| TASK TO CARRY OUT |
Reproduce all entries precisely as they are written.

Stored data entries
────────────────────────────────────────

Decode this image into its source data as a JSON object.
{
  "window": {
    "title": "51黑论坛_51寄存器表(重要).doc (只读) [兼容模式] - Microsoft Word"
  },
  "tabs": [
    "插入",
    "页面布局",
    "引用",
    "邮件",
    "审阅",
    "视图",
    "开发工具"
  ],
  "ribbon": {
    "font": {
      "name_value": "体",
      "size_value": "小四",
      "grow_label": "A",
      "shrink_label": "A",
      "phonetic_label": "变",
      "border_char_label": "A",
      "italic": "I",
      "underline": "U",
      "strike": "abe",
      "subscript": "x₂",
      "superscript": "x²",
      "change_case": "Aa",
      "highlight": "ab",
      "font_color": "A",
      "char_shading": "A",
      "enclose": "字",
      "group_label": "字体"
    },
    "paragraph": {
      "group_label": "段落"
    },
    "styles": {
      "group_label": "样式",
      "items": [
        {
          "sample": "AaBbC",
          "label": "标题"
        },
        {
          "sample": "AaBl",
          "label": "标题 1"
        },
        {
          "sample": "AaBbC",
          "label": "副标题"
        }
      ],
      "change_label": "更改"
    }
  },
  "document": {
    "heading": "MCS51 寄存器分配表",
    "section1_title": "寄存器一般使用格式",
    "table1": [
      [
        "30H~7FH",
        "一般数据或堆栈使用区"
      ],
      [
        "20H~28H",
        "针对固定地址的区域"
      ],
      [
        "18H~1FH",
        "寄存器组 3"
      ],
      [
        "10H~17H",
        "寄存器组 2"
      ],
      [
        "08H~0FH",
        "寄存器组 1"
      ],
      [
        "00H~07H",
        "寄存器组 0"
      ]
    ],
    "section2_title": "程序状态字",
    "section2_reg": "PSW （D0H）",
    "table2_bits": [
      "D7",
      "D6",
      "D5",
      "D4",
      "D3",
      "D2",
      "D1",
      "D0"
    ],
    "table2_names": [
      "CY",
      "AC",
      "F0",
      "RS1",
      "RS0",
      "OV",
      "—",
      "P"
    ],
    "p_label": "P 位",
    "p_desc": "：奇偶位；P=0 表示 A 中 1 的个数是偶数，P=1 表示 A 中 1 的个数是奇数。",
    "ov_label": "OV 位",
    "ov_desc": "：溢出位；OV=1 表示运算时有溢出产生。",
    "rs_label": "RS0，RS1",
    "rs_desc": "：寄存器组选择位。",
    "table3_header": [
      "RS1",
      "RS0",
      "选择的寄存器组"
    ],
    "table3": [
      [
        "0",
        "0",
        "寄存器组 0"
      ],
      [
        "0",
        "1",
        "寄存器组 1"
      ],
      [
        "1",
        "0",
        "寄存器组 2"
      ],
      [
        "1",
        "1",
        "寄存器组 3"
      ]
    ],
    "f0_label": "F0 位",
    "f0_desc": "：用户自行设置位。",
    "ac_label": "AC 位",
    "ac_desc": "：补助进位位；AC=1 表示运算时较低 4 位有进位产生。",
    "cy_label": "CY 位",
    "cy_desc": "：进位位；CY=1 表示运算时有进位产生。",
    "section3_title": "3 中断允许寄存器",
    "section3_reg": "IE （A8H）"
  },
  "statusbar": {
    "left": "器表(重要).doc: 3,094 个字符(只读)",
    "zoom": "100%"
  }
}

────────────────────────────────────────

| EXERCISE ANSWER |
Decode this image into its source data as a JSON object.
{
  "window": {
    "title": "51黑论坛_51寄存器表(重要).doc (只读) [兼容模式] - Microsoft Word"
  },
  "tabs": [
    "插入",
    "页面布局",
    "引用",
    "邮件",
    "审阅",
    "视图",
    "开发工具"
  ],
  "ribbon": {
    "font": {
      "name_value": "体",
      "size_value": "小四",
      "grow_label": "A",
      "shrink_label": "A",
      "phonetic_label": "变",
      "border_char_label": "A",
      "italic": "I",
      "underline": "U",
      "strike": "abe",
      "subscript": "x₂",
      "superscript": "x²",
      "change_case": "Aa",
      "highlight": "ab",
      "font_color": "A",
      "char_shading": "A",
      "enclose": "字",
      "group_label": "字体"
    },
    "paragraph": {
      "group_label": "段落"
    },
    "styles": {
      "group_label": "样式",
      "items": [
        {
          "sample": "AaBbC",
          "label": "标题"
        },
        {
          "sample": "AaBl",
          "label": "标题 1"
        },
        {
          "sample": "AaBbC",
          "label": "副标题"
        }
      ],
      "change_label": "更改"
    }
  },
  "document": {
    "heading": "MCS51 寄存器分配表",
    "section1_title": "寄存器一般使用格式",
    "table1": [
      [
        "30H~7FH",
        "一般数据或堆栈使用区"
      ],
      [
        "20H~28H",
        "针对固定地址的区域"
      ],
      [
        "18H~1FH",
        "寄存器组 3"
      ],
      [
        "10H~17H",
        "寄存器组 2"
      ],
      [
        "08H~0FH",
        "寄存器组 1"
      ],
      [
        "00H~07H",
        "寄存器组 0"
      ]
    ],
    "section2_title": "程序状态字",
    "section2_reg": "PSW （D0H）",
    "table2_bits": [
      "D7",
      "D6",
      "D5",
      "D4",
      "D3",
      "D2",
      "D1",
      "D0"
    ],
    "table2_names": [
      "CY",
      "AC",
      "F0",
      "RS1",
      "RS0",
      "OV",
      "—",
      "P"
    ],
    "p_label": "P 位",
    "p_desc": "：奇偶位；P=0 表示 A 中 1 的个数是偶数，P=1 表示 A 中 1 的个数是奇数。",
    "ov_label": "OV 位",
    "ov_desc": "：溢出位；OV=1 表示运算时有溢出产生。",
    "rs_label": "RS0，RS1",
    "rs_desc": "：寄存器组选择位。",
    "table3_header": [
      "RS1",
      "RS0",
      "选择的寄存器组"
    ],
    "table3": [
      [
        "0",
        "0",
        "寄存器组 0"
      ],
      [
        "0",
        "1",
        "寄存器组 1"
      ],
      [
        "1",
        "0",
        "寄存器组 2"
      ],
      [
        "1",
        "1",
        "寄存器组 3"
      ]
    ],
    "f0_label": "F0 位",
    "f0_desc": "：用户自行设置位。",
    "ac_label": "AC 位",
    "ac_desc": "：补助进位位；AC=1 表示运算时较低 4 位有进位产生。",
    "cy_label": "CY 位",
    "cy_desc": "：进位位；CY=1 表示运算时有进位产生。",
    "section3_title": "3 中断允许寄存器",
    "section3_reg": "IE （A8H）"
  },
  "statusbar": {
    "left": "器表(重要).doc: 3,094 个字符(只读)",
    "zoom": "100%"
  }
}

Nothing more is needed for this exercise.